##### MATERIAL FOR THIS TASK

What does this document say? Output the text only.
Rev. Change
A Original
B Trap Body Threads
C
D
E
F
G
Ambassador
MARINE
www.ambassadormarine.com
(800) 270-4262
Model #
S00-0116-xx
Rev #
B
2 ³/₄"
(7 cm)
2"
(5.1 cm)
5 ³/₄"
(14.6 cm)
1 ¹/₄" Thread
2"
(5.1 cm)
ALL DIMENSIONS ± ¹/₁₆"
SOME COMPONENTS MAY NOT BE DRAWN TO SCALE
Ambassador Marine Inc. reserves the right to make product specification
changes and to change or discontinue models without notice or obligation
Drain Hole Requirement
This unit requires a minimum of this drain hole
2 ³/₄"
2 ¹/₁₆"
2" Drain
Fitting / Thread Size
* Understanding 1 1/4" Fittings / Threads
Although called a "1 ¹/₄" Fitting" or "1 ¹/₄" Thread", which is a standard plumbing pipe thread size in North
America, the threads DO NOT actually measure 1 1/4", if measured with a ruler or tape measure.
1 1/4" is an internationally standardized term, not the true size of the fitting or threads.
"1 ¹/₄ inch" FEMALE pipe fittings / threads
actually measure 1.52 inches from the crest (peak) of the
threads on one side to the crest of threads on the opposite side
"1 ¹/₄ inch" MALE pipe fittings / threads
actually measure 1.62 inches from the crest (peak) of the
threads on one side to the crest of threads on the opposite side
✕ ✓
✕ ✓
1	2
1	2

##########

--- STATED PROBLEM ---
From the listing above, reproduce all the lines exactly.

--- OUTPUT OF THE TASK ---
What does this document say? Output the text only.
Rev. Change
A Original
B Trap Body Threads
C
D
E
F
G
Ambassador
MARINE
www.ambassadormarine.com
(800) 270-4262
Model #
S00-0116-xx
Rev #
B
2 ³/₄"
(7 cm)
2"
(5.1 cm)
5 ³/₄"
(14.6 cm)
1 ¹/₄" Thread
2"
(5.1 cm)
ALL DIMENSIONS ± ¹/₁₆"
SOME COMPONENTS MAY NOT BE DRAWN TO SCALE
Ambassador Marine Inc. reserves the right to make product specification
changes and to change or discontinue models without notice or obligation
Drain Hole Requirement
This unit requires a minimum of this drain hole
2 ³/₄"
2 ¹/₁₆"
2" Drain
Fitting / Thread Size
* Understanding 1 1/4" Fittings / Threads
Although called a "1 ¹/₄" Fitting" or "1 ¹/₄" Thread", which is a standard plumbing pipe thread size in North
America, the threads DO NOT actually measure 1 1/4", if measured with a ruler or tape measure.
1 1/4" is an internationally standardized term, not the true size of the fitting or threads.
"1 ¹/₄ inch" FEMALE pipe fittings / threads
actually measure 1.52 inches from the crest (peak) of the
threads on one side to the crest of threads on the opposite side
"1 ¹/₄ inch" MALE pipe fittings / threads
actually measure 1.62 inches from the crest (peak) of the
threads on one side to the crest of threads on the opposite side
✕ ✓
✕ ✓
1	2
1	2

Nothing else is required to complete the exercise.